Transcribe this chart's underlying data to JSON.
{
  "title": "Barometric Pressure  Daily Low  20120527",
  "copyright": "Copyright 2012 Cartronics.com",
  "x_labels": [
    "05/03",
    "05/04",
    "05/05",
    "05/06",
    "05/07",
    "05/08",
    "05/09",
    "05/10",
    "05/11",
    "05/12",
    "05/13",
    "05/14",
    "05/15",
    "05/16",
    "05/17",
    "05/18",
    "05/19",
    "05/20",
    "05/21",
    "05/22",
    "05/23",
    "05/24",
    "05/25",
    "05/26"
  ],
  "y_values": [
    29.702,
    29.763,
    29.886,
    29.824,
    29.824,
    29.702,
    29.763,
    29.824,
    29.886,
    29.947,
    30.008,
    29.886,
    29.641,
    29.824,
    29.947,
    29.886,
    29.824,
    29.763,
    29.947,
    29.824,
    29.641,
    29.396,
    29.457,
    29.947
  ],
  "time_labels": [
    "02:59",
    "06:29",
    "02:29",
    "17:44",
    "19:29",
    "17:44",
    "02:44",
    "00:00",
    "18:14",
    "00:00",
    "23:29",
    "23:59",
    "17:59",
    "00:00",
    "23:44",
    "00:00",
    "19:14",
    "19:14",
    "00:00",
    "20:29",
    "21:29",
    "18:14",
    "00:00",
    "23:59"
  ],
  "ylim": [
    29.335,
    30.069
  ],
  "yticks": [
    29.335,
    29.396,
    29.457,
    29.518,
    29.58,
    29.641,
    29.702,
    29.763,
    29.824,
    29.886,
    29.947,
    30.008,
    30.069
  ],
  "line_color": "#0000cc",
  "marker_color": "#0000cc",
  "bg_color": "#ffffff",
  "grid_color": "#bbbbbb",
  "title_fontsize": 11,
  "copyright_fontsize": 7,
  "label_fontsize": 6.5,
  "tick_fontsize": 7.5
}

----------

Exercise directions
Retype the records above exactly.

Answer to the problem
Transcribe this chart's underlying data to JSON.
{
  "title": "Barometric Pressure  Daily Low  20120527",
  "copyright": "Copyright 2012 Cartronics.com",
  "x_labels": [
    "05/03",
    "05/04",
    "05/05",
    "05/06",
    "05/07",
    "05/08",
    "05/09",
    "05/10",
    "05/11",
    "05/12",
    "05/13",
    "05/14",
    "05/15",
    "05/16",
    "05/17",
    "05/18",
    "05/19",
    "05/20",
    "05/21",
    "05/22",
    "05/23",
    "05/24",
    "05/25",
    "05/26"
  ],
  "y_values": [
    29.702,
    29.763,
    29.886,
    29.824,
    29.824,
    29.702,
    29.763,
    29.824,
    29.886,
    29.947,
    30.008,
    29.886,
    29.641,
    29.824,
    29.947,
    29.886,
    29.824,
    29.763,
    29.947,
    29.824,
    29.641,
    29.396,
    29.457,
    29.947
  ],
  "time_labels": [
    "02:59",
    "06:29",
    "02:29",
    "17:44",
    "19:29",
    "17:44",
    "02:44",
    "00:00",
    "18:14",
    "00:00",
    "23:29",
    "23:59",
    "17:59",
    "00:00",
    "23:44",
    "00:00",
    "19:14",
    "19:14",
    "00:00",
    "20:29",
    "21:29",
    "18:14",
    "00:00",
    "23:59"
  ],
  "ylim": [
    29.335,
    30.069
  ],
  "yticks": [
    29.335,
    29.396,
    29.457,
    29.518,
    29.58,
    29.641,
    29.702,
    29.763,
    29.824,
    29.886,
    29.947,
    30.008,
    30.069
  ],
  "line_color": "#0000cc",
  "marker_color": "#0000cc",
  "bg_color": "#ffffff",
  "grid_color": "#bbbbbb",
  "title_fontsize": 11,
  "copyright_fontsize": 7,
  "label_fontsize": 6.5,
  "tick_fontsize": 7.5
}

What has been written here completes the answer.